To do :: Write out all the entries word for word and omit any pictures.

Data extract ::

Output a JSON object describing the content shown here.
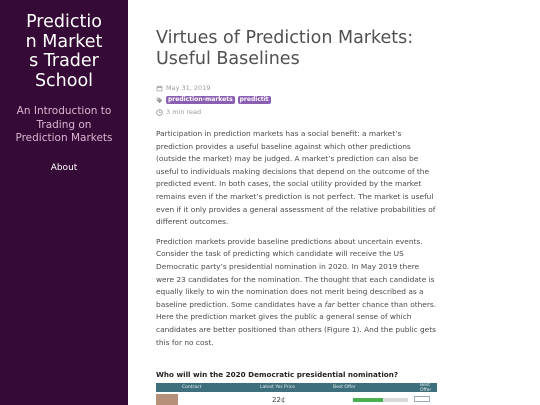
{
  "sidebar": {
    "site_title": "Prediction Markets Trader School",
    "tagline": "An Introduction to Trading on Prediction Markets",
    "nav": {
      "about": "About"
    }
  },
  "post": {
    "title": "Virtues of Prediction Markets: Useful Baselines",
    "date": "May 31, 2019",
    "tags": [
      "prediction-markets",
      "predictit"
    ],
    "read_time": "3 min read",
    "paragraphs": [
      {
        "text": "Participation in prediction markets has a social benefit: a market’s prediction provides a useful baseline against which other predictions (outside the market) may be judged. A market’s prediction can also be useful to individuals making decisions that depend on the outcome of the predicted event. In both cases, the social utility provided by the market remains even if the market’s prediction is not perfect. The market is useful even if it only provides a general assessment of the relative probabilities of different outcomes."
      },
      {
        "before_em": "Prediction markets provide baseline predictions about uncertain events. Consider the task of predicting which candidate will receive the US Democratic party’s presidential nomination in 2020. In May 2019 there were 23 candidates for the nomination. The thought that each candidate is equally likely to win the nomination does not merit being described as a baseline prediction. Some candidates have a ",
        "em": "far",
        "after_em": " better chance than others. Here the prediction market gives the public a general sense of which candidates are better positioned than others (Figure 1). And the public gets this for no cost."
      }
    ]
  },
  "figure": {
    "title": "Who will win the 2020 Democratic presidential nomination?",
    "columns": [
      "Contract",
      "Latest Yes Price",
      "Best Offer",
      "Best Offer"
    ],
    "first_row": {
      "value": "22¢",
      "bar_fill": 0.55
    }
  },
  "colors": {
    "sidebar_bg": "#350a36",
    "tagline": "#d8b6d2",
    "tag_bg": "#8a5fb2",
    "figure_header": "#3d6f7c"
  },
  "icons": {
    "date": "calendar-icon",
    "tags": "tag-icon",
    "read": "clock-icon"
  }
}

Output for this exercise ::
Output a JSON object describing the content shown here.
{
  "sidebar": {
    "site_title": "Prediction Markets Trader School",
    "tagline": "An Introduction to Trading on Prediction Markets",
    "nav": {
      "about": "About"
    }
  },
  "post": {
    "title": "Virtues of Prediction Markets: Useful Baselines",
    "date": "May 31, 2019",
    "tags": [
      "prediction-markets",
      "predictit"
    ],
    "read_time": "3 min read",
    "paragraphs": [
      {
        "text": "Participation in prediction markets has a social benefit: a market’s prediction provides a useful baseline against which other predictions (outside the market) may be judged. A market’s prediction can also be useful to individuals making decisions that depend on the outcome of the predicted event. In both cases, the social utility provided by the market remains even if the market’s prediction is not perfect. The market is useful even if it only provides a general assessment of the relative probabilities of different outcomes."
      },
      {
        "before_em": "Prediction markets provide baseline predictions about uncertain events. Consider the task of predicting which candidate will receive the US Democratic party’s presidential nomination in 2020. In May 2019 there were 23 candidates for the nomination. The thought that each candidate is equally likely to win the nomination does not merit being described as a baseline prediction. Some candidates have a ",
        "em": "far",
        "after_em": " better chance than others. Here the prediction market gives the public a general sense of which candidates are better positioned than others (Figure 1). And the public gets this for no cost."
      }
    ]
  },
  "figure": {
    "title": "Who will win the 2020 Democratic presidential nomination?",
    "columns": [
      "Contract",
      "Latest Yes Price",
      "Best Offer",
      "Best Offer"
    ],
    "first_row": {
      "value": "22¢",
      "bar_fill": 0.55
    }
  },
  "colors": {
    "sidebar_bg": "#350a36",
    "tagline": "#d8b6d2",
    "tag_bg": "#8a5fb2",
    "figure_header": "#3d6f7c"
  },
  "icons": {
    "date": "calendar-icon",
    "tags": "tag-icon",
    "read": "clock-icon"
  }
}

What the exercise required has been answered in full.